■ GIVEN PROBLEM
Which lines include the word "this"? Copy each of them.

■ ENTRIES
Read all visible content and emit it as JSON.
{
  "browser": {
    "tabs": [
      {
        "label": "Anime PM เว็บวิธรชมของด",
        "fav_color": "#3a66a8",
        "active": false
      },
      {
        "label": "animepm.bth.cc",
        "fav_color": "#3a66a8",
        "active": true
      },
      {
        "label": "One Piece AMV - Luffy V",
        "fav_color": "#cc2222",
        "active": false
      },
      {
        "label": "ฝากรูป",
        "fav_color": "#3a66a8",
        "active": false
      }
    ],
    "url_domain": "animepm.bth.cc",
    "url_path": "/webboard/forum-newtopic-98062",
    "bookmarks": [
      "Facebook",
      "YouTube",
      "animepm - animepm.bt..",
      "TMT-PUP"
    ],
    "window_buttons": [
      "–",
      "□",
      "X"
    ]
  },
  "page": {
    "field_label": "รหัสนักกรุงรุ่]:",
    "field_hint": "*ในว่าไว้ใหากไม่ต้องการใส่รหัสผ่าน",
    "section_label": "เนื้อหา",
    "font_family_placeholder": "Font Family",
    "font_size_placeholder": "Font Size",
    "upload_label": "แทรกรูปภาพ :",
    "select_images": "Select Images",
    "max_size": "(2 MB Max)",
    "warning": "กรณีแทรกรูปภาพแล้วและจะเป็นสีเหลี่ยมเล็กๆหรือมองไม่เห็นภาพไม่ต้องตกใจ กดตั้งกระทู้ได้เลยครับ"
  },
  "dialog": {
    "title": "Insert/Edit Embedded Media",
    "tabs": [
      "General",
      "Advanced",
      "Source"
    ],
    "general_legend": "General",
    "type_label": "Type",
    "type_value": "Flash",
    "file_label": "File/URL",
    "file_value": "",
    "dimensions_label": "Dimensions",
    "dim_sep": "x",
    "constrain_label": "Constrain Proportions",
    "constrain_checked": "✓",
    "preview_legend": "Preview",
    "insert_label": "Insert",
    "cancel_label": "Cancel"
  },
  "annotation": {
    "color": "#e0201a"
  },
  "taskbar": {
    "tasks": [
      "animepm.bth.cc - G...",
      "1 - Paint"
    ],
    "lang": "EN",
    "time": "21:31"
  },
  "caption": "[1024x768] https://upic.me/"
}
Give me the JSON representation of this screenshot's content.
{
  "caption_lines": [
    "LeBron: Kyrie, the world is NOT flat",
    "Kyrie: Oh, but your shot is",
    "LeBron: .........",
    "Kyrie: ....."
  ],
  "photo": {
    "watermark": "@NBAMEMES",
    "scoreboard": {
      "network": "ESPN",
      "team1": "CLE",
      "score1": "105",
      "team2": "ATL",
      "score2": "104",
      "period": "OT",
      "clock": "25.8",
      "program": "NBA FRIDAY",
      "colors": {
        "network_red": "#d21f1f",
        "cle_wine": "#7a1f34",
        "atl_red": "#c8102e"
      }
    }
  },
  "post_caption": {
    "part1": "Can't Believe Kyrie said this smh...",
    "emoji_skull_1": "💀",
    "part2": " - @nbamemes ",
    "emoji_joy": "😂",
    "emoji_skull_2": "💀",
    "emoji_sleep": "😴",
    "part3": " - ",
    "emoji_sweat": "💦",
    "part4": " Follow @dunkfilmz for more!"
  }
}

■ EXERCISE RESULT
Give me the JSON representation of this screenshot's content.
    "part1": "Can't Believe Kyrie said this smh...",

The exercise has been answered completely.